● **YOUR OBJECTIVE**: Return a copy of each line that holds the string "this".

Begin

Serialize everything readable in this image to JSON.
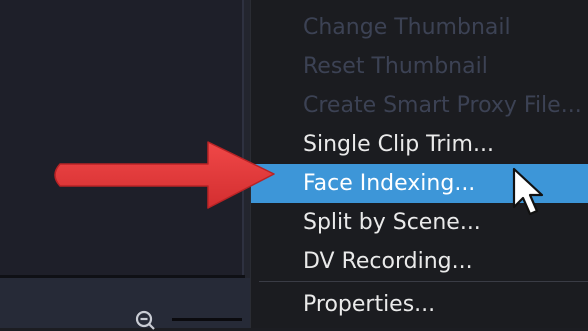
{
  "context_menu": {
    "items": [
      {
        "label": "Change Thumbnail",
        "enabled": false,
        "selected": false
      },
      {
        "label": "Reset Thumbnail",
        "enabled": false,
        "selected": false
      },
      {
        "label": "Create Smart Proxy File...",
        "enabled": false,
        "selected": false
      },
      {
        "label": "Single Clip Trim...",
        "enabled": true,
        "selected": false
      },
      {
        "label": "Face Indexing...",
        "enabled": true,
        "selected": true
      },
      {
        "label": "Split by Scene...",
        "enabled": true,
        "selected": false
      },
      {
        "label": "DV Recording...",
        "enabled": true,
        "selected": false
      },
      {
        "label": "Properties...",
        "enabled": true,
        "selected": false
      }
    ]
  },
  "timeline": {
    "zoom_icon": "zoom-out-icon"
  },
  "annotation": {
    "arrow_color": "#e8393a",
    "arrow_icon": "red-arrow",
    "cursor_icon": "mouse-pointer-icon"
  },
  "colors": {
    "highlight": "#3d96d8",
    "menu_bg": "#1b1c20",
    "disabled_text": "#3c4254"
  }
}
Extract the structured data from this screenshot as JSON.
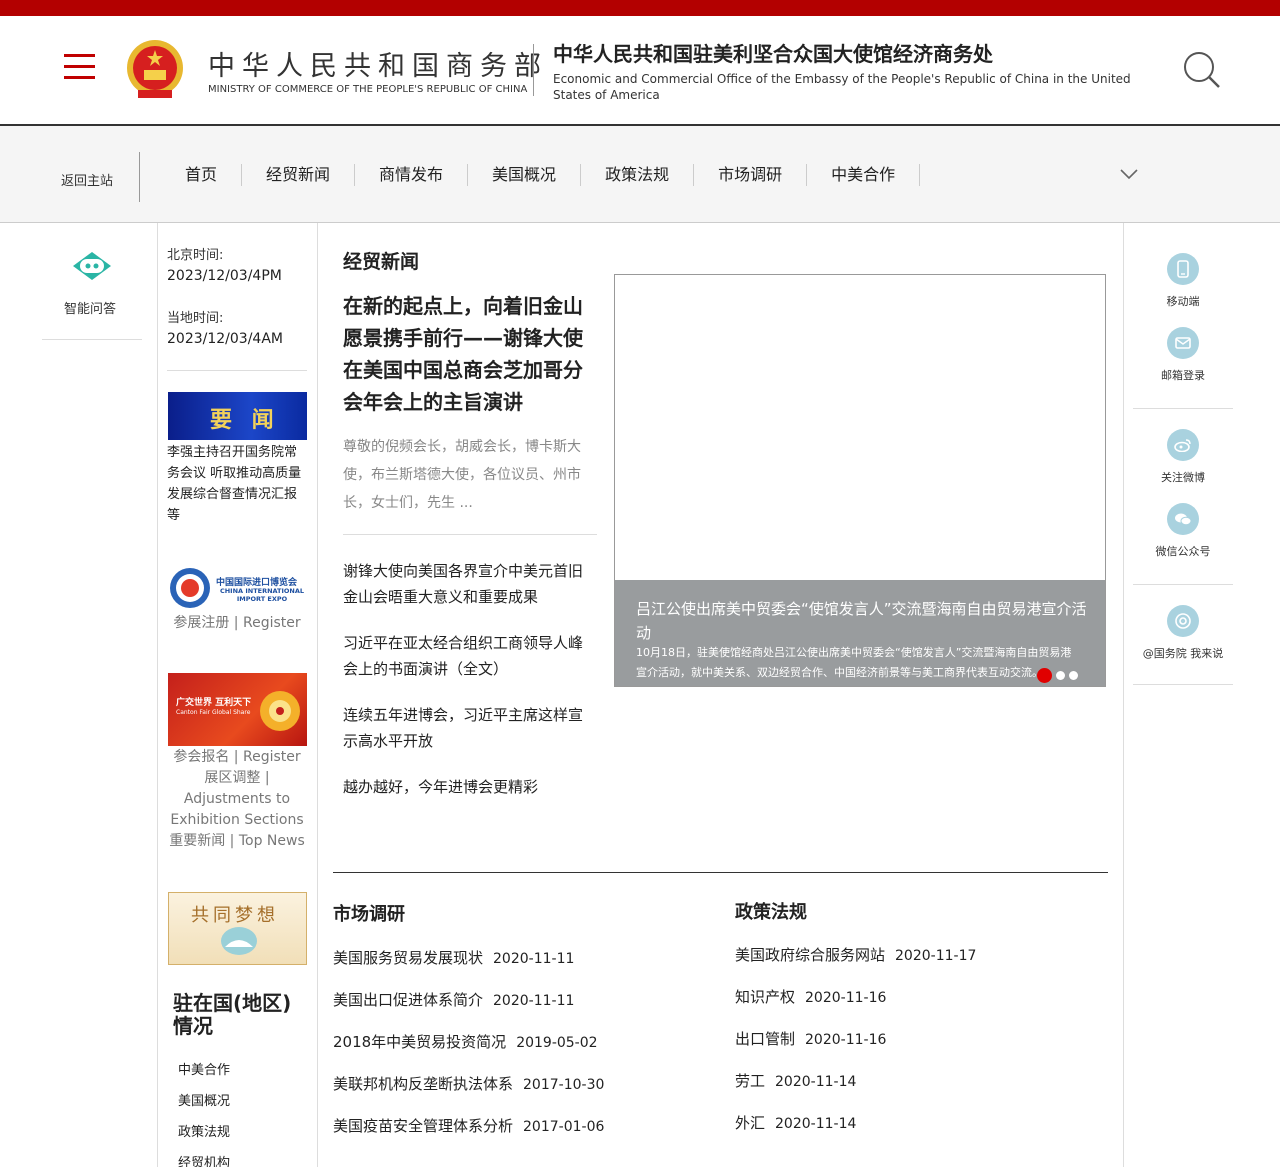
{
  "header": {
    "mofcom_cn": "中华人民共和国商务部",
    "mofcom_en": "MINISTRY OF COMMERCE OF THE PEOPLE'S REPUBLIC OF CHINA",
    "embassy_cn": "中华人民共和国驻美利坚合众国大使馆经济商务处",
    "embassy_en": "Economic and Commercial Office of the Embassy of the People's Republic of China in the United States of America"
  },
  "nav": {
    "back": "返回主站",
    "items": [
      "首页",
      "经贸新闻",
      "商情发布",
      "美国概况",
      "政策法规",
      "市场调研",
      "中美合作"
    ]
  },
  "left": {
    "qa_label": "智能问答",
    "beijing_label": "北京时间:",
    "beijing_time": "2023/12/03/4PM",
    "local_label": "当地时间:",
    "local_time": "2023/12/03/4AM",
    "yaowen_banner": "要 闻",
    "yaowen_text": "李强主持召开国务院常务会议 听取推动高质量发展综合督查情况汇报等",
    "ciie_cn": "中国国际进口博览会",
    "ciie_en": "CHINA INTERNATIONAL IMPORT EXPO",
    "ciie_register": "参展注册 | Register",
    "canton_banner": "广交世界 互利天下",
    "canton_banner_en": "Canton Fair Global Share",
    "canton_register": "参会报名 | Register",
    "canton_adjust": "展区调整 | Adjustments to Exhibition Sections",
    "canton_news": "重要新闻 | Top News",
    "dream_banner": "共同梦想",
    "resident_title": "驻在国(地区)情况",
    "resident_items": [
      "中美合作",
      "美国概况",
      "政策法规",
      "经贸机构"
    ]
  },
  "news": {
    "section_title": "经贸新闻",
    "lead_title": "在新的起点上，向着旧金山愿景携手前行——谢锋大使在美国中国总商会芝加哥分会年会上的主旨演讲",
    "lead_summary": "尊敬的倪频会长，胡威会长，博卡斯大使，布兰斯塔德大使，各位议员、州市长，女士们，先生 ...",
    "items": [
      "谢锋大使向美国各界宣介中美元首旧金山会晤重大意义和重要成果",
      "习近平在亚太经合组织工商领导人峰会上的书面演讲（全文）",
      "连续五年进博会，习近平主席这样宣示高水平开放",
      "越办越好，今年进博会更精彩"
    ],
    "slide_title": "吕江公使出席美中贸委会“使馆发言人”交流暨海南自由贸易港宣介活动",
    "slide_desc": "10月18日，驻美使馆经商处吕江公使出席美中贸委会“使馆发言人”交流暨海南自由贸易港宣介活动，就中美关系、双边经贸合作、中国经济前景等与美工商界代表互动交流。"
  },
  "market": {
    "title": "市场调研",
    "items": [
      {
        "text": "美国服务贸易发展现状",
        "date": "2020-11-11"
      },
      {
        "text": "美国出口促进体系简介",
        "date": "2020-11-11"
      },
      {
        "text": "2018年中美贸易投资简况",
        "date": "2019-05-02"
      },
      {
        "text": "美联邦机构反垄断执法体系",
        "date": "2017-10-30"
      },
      {
        "text": "美国疫苗安全管理体系分析",
        "date": "2017-01-06"
      }
    ]
  },
  "policy": {
    "title": "政策法规",
    "items": [
      {
        "text": "美国政府综合服务网站",
        "date": "2020-11-17"
      },
      {
        "text": "知识产权",
        "date": "2020-11-16"
      },
      {
        "text": "出口管制",
        "date": "2020-11-16"
      },
      {
        "text": "劳工",
        "date": "2020-11-14"
      },
      {
        "text": "外汇",
        "date": "2020-11-14"
      }
    ]
  },
  "right": {
    "mobile": "移动端",
    "mail": "邮箱登录",
    "weibo": "关注微博",
    "wechat": "微信公众号",
    "state_council": "@国务院 我来说"
  },
  "colors": {
    "topbar": "#b30000",
    "accent_red": "#c00000",
    "icon_bg": "#a9d2df",
    "caption_bg": "#999c9e"
  }
}
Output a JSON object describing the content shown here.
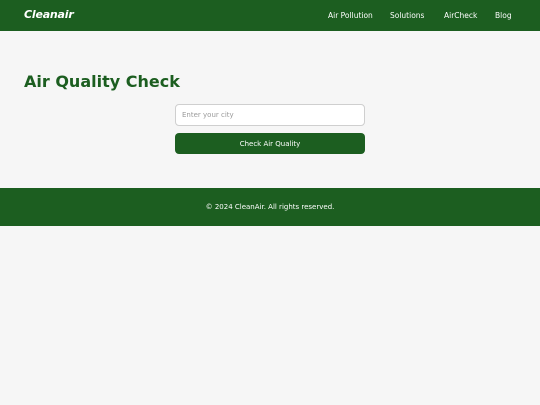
{
  "header": {
    "logo_text": "Cleanair",
    "nav": [
      {
        "label": "Air Pollution"
      },
      {
        "label": "Solutions"
      },
      {
        "label": "AirCheck"
      },
      {
        "label": "Blog"
      }
    ]
  },
  "main": {
    "title": "Air Quality Check",
    "city_input": {
      "placeholder": "Enter your city",
      "value": ""
    },
    "check_button_label": "Check Air Quality"
  },
  "footer": {
    "copyright": "© 2024 CleanAir. All rights reserved."
  },
  "colors": {
    "brand_green": "#1c5e20",
    "page_background": "#f6f6f6"
  }
}
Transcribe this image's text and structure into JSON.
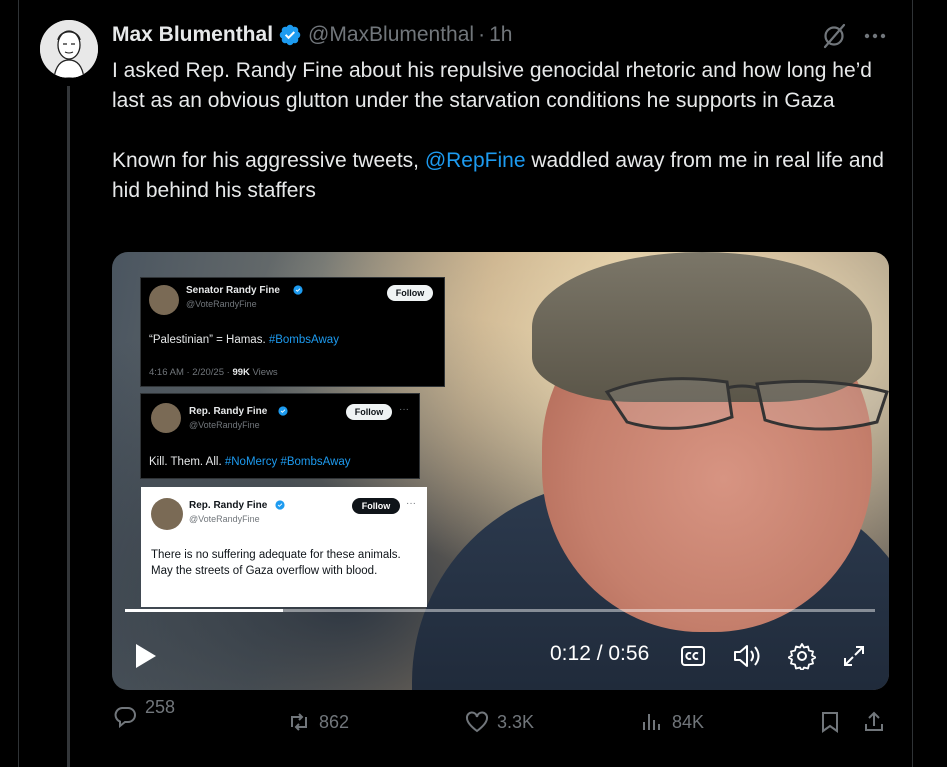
{
  "author": {
    "name": "Max Blumenthal",
    "handle": "@MaxBlumenthal",
    "separator": "·",
    "time": "1h"
  },
  "tweet": {
    "para1": "I asked Rep. Randy Fine about his repulsive genocidal rhetoric and how long he’d last as an obvious glutton under the starvation conditions he supports in Gaza",
    "para2_before": "Known for his aggressive tweets, ",
    "para2_mention": "@RepFine",
    "para2_after": " waddled away from me in real life and hid behind his staffers"
  },
  "embedded_tweets": [
    {
      "name": "Senator Randy Fine",
      "handle": "@VoteRandyFine",
      "follow": "Follow",
      "text": "“Palestinian” = Hamas.  ",
      "tag": "#BombsAway",
      "meta_time": "4:16 AM · 2/20/25 · ",
      "meta_views_count": "99K",
      "meta_views_label": " Views"
    },
    {
      "name": "Rep. Randy Fine",
      "handle": "@VoteRandyFine",
      "follow": "Follow",
      "ellipsis": "···",
      "text": "Kill.  Them.  All.  ",
      "tag": "#NoMercy #BombsAway"
    },
    {
      "name": "Rep. Randy Fine",
      "handle": "@VoteRandyFine",
      "follow": "Follow",
      "ellipsis": "···",
      "text": "There is no suffering adequate for these animals.  May the streets of Gaza overflow with blood."
    }
  ],
  "video": {
    "time_display": "0:12 / 0:56",
    "progress_fraction": 0.21
  },
  "actions": {
    "replies": "258",
    "reposts": "862",
    "likes": "3.3K",
    "views": "84K"
  },
  "colors": {
    "accent": "#1d9bf0",
    "muted": "#71767b",
    "text": "#e7e9ea"
  }
}
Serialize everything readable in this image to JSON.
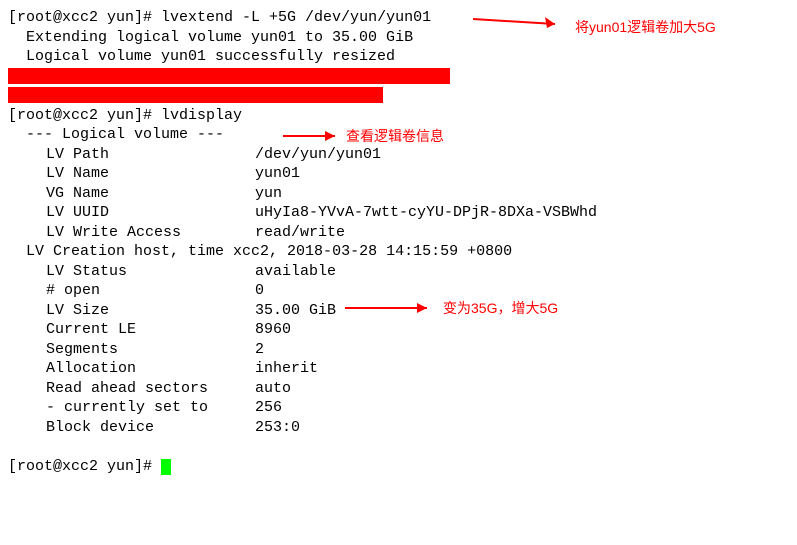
{
  "prompt1": "[root@xcc2 yun]# ",
  "cmd1": "lvextend -L +5G /dev/yun/yun01",
  "output1": "  Extending logical volume yun01 to 35.00 GiB",
  "output2": "  Logical volume yun01 successfully resized",
  "prompt2": "[root@xcc2 yun]# ",
  "cmd2": "lvdisplay",
  "lv_header": "  --- Logical volume ---",
  "fields": {
    "path_label": "  LV Path",
    "path_value": "/dev/yun/yun01",
    "name_label": "  LV Name",
    "name_value": "yun01",
    "vg_label": "  VG Name",
    "vg_value": "yun",
    "uuid_label": "  LV UUID",
    "uuid_value": "uHyIa8-YVvA-7wtt-cyYU-DPjR-8DXa-VSBWhd",
    "access_label": "  LV Write Access",
    "access_value": "read/write",
    "creation_label": "  LV Creation host, time ",
    "creation_value": "xcc2, 2018-03-28 14:15:59 +0800",
    "status_label": "  LV Status",
    "status_value": "available",
    "open_label": "  # open",
    "open_value": "0",
    "size_label": "  LV Size",
    "size_value": "35.00 GiB",
    "le_label": "  Current LE",
    "le_value": "8960",
    "segments_label": "  Segments",
    "segments_value": "2",
    "alloc_label": "  Allocation",
    "alloc_value": "inherit",
    "readahead_label": "  Read ahead sectors",
    "readahead_value": "auto",
    "currently_label": "  - currently set to",
    "currently_value": "256",
    "block_label": "  Block device",
    "block_value": "253:0"
  },
  "prompt3": "[root@xcc2 yun]# ",
  "annotations": {
    "a1": "将yun01逻辑卷加大5G",
    "a2": "查看逻辑卷信息",
    "a3": "变为35G，增大5G"
  }
}
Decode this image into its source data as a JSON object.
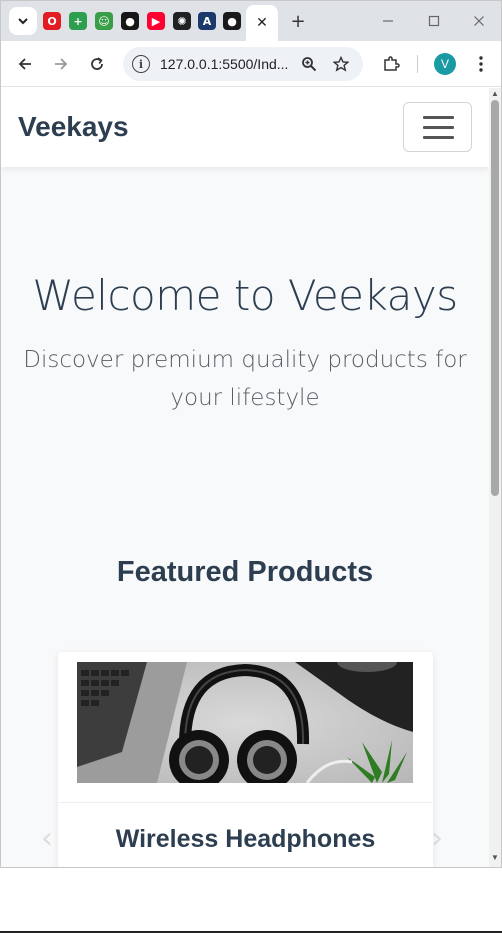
{
  "browser": {
    "pinned_tabs": [
      {
        "icon": "opera-red-icon",
        "color": "#e31b23",
        "glyph": "O"
      },
      {
        "icon": "green-plus-app-icon",
        "color": "#2e9e4f",
        "glyph": "+"
      },
      {
        "icon": "green-mascot-app-icon",
        "color": "#3a9d47",
        "glyph": "☺"
      },
      {
        "icon": "github-icon",
        "color": "#181717",
        "glyph": "●"
      },
      {
        "icon": "youtube-icon",
        "color": "#ff0033",
        "glyph": "▶"
      },
      {
        "icon": "openai-icon",
        "color": "#202123",
        "glyph": "✺"
      },
      {
        "icon": "app-store-icon",
        "color": "#1b3a6b",
        "glyph": "A"
      },
      {
        "icon": "dark-circle-app-icon",
        "color": "#1a1a1a",
        "glyph": "●"
      }
    ],
    "active_tab_close": "✕",
    "new_tab": "+",
    "url": "127.0.0.1:5500/Ind...",
    "profile_initial": "V",
    "profile_color": "#1a9aa3"
  },
  "page": {
    "brand": "Veekays",
    "hero": {
      "title": "Welcome to Veekays",
      "subtitle": "Discover premium quality products for your lifestyle"
    },
    "featured": {
      "heading": "Featured Products",
      "product": {
        "image_icon": "headphones-photo",
        "name": "Wireless Headphones"
      },
      "prev_arrow": "‹",
      "next_arrow": "›"
    }
  },
  "colors": {
    "heading": "#2c3e50",
    "page_bg": "#f8f9fa"
  }
}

End

● **FINAL RESULT**:
Serialize everything readable in this image to JSON.
Extract the structured data from this screenshot as JSON.
Transcribe this image's text and structure into JSON.
Serialize everything readable in this image to JSON.
Decode this image into its source data as a JSON object.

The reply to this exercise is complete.